* WHAT YOU NEED TO DO:
Copy out the material below from its first line through the line containing "paragraph: лич, вынутый", both included, keeping every line unchanged.
── ENTRIES
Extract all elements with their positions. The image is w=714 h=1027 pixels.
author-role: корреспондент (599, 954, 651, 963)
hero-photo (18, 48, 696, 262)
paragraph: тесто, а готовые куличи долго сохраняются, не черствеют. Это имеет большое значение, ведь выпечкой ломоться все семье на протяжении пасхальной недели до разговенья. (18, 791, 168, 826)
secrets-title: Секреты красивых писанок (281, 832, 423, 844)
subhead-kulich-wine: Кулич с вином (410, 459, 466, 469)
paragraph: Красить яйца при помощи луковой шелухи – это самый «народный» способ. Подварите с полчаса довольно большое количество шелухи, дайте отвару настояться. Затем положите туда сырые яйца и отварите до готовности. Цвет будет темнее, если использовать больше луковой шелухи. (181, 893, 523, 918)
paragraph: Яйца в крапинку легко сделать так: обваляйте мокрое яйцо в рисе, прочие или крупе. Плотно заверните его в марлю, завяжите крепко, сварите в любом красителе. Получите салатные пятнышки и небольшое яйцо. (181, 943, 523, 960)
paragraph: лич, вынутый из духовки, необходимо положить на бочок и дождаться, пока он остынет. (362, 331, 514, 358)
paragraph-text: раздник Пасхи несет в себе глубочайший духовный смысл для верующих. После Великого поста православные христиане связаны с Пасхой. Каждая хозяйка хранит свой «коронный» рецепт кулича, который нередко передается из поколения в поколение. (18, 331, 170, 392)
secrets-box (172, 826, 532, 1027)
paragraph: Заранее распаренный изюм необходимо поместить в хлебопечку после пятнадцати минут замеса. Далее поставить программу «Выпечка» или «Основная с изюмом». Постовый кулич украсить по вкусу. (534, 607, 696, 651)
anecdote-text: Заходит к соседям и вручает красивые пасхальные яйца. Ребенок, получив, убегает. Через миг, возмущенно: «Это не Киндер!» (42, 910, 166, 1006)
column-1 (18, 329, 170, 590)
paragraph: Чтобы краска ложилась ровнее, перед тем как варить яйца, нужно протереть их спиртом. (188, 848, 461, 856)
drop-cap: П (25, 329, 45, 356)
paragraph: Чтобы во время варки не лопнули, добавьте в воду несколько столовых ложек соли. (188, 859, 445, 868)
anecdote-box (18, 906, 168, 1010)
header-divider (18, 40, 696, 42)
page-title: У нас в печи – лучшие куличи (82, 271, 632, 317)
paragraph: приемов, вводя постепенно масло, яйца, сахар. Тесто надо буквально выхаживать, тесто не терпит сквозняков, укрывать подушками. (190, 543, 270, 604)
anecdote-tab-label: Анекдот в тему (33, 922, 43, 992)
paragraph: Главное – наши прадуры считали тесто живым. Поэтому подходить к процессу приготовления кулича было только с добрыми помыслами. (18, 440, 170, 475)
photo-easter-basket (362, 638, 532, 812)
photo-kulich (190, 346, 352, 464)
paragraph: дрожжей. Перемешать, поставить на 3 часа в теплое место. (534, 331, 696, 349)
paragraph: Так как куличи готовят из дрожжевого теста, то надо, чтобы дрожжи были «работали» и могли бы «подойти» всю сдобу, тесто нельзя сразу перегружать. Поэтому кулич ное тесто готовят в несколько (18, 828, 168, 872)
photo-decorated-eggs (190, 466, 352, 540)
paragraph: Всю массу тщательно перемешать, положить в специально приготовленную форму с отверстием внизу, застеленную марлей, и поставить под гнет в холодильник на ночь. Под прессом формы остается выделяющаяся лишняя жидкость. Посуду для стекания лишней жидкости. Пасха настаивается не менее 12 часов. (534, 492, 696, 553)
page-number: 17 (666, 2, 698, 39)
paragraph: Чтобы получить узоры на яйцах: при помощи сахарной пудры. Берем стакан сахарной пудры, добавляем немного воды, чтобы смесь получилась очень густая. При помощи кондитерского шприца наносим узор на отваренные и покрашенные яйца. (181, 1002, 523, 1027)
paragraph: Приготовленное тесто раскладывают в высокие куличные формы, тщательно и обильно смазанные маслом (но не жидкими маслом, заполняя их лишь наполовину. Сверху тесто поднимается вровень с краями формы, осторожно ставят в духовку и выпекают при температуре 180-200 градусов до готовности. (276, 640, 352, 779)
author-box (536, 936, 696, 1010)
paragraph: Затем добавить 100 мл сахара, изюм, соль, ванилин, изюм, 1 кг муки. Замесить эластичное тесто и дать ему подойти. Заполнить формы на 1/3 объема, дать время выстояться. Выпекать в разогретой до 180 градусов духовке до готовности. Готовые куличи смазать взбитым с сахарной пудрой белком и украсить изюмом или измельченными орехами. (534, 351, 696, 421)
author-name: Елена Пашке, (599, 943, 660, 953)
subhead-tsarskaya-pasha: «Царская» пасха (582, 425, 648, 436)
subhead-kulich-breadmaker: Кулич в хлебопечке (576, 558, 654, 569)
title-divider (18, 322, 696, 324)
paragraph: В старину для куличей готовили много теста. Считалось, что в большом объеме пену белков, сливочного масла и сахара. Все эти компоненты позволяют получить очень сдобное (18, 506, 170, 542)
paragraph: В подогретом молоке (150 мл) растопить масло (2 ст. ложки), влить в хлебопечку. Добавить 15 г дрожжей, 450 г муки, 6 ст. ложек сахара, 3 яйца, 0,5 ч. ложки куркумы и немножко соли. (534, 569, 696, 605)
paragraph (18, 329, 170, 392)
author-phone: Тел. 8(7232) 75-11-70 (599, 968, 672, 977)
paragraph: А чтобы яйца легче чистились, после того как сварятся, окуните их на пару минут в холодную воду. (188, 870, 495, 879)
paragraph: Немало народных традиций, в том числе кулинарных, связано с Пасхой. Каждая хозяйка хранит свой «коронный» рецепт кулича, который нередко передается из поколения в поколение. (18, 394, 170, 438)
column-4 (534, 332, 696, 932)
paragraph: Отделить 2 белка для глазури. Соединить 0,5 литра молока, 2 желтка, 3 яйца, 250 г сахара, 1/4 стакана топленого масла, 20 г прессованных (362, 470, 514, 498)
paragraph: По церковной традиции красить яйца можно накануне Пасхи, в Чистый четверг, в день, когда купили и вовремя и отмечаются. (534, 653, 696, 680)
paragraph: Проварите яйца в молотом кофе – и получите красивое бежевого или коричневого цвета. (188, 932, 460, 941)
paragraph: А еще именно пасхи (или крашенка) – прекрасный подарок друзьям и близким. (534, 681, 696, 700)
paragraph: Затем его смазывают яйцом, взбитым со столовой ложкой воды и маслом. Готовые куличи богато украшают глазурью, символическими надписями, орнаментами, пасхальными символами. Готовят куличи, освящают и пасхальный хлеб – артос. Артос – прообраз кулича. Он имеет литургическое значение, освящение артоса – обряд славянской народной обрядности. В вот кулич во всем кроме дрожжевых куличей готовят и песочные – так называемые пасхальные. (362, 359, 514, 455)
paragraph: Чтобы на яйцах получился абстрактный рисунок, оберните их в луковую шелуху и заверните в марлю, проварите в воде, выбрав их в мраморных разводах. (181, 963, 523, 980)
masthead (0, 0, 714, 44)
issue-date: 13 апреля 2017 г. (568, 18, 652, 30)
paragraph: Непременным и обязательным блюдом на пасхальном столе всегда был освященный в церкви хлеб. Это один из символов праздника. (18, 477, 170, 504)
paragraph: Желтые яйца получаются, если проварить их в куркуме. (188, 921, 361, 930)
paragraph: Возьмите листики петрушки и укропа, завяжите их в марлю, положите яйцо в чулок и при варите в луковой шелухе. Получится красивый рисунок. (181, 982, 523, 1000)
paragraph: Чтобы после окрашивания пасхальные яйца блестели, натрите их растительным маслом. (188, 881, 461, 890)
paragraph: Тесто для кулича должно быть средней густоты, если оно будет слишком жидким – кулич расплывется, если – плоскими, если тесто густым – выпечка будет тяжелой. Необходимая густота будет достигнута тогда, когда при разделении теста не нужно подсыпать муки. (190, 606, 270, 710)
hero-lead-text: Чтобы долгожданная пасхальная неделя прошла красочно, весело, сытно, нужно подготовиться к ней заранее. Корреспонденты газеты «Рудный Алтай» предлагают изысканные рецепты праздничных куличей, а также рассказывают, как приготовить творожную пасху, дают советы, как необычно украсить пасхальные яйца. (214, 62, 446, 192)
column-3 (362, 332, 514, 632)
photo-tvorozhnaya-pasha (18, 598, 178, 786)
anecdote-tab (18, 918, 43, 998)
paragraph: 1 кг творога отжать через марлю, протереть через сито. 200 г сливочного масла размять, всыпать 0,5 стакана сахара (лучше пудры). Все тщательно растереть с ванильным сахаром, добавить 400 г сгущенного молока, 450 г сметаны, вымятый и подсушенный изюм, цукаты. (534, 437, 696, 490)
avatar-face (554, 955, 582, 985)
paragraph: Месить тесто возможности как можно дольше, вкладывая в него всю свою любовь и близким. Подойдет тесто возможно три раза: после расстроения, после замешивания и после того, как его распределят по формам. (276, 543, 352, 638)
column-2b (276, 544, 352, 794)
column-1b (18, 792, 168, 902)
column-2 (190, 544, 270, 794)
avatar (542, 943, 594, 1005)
────
* OUTPUT BELOW:
Extract all elements with their positions. The image is w=714 h=1027 pixels.
author-role: корреспондент (599, 954, 651, 963)
hero-photo (18, 48, 696, 262)
paragraph: тесто, а готовые куличи долго сохраняются, не черствеют. Это имеет большое значение, ведь выпечкой ломоться все семье на протяжении пасхальной недели до разговенья. (18, 791, 168, 826)
secrets-title: Секреты красивых писанок (281, 832, 423, 844)
subhead-kulich-wine: Кулич с вином (410, 459, 466, 469)
paragraph: Красить яйца при помощи луковой шелухи – это самый «народный» способ. Подварите с полчаса довольно большое количество шелухи, дайте отвару настояться. Затем положите туда сырые яйца и отварите до готовности. Цвет будет темнее, если использовать больше луковой шелухи. (181, 893, 523, 918)
paragraph: Яйца в крапинку легко сделать так: обваляйте мокрое яйцо в рисе, прочие или крупе. Плотно заверните его в марлю, завяжите крепко, сварите в любом красителе. Получите салатные пятнышки и небольшое яйцо. (181, 943, 523, 960)
paragraph: лич, вынутый из духовки, необходимо положить на бочок и дождаться, пока он остынет. (362, 331, 514, 358)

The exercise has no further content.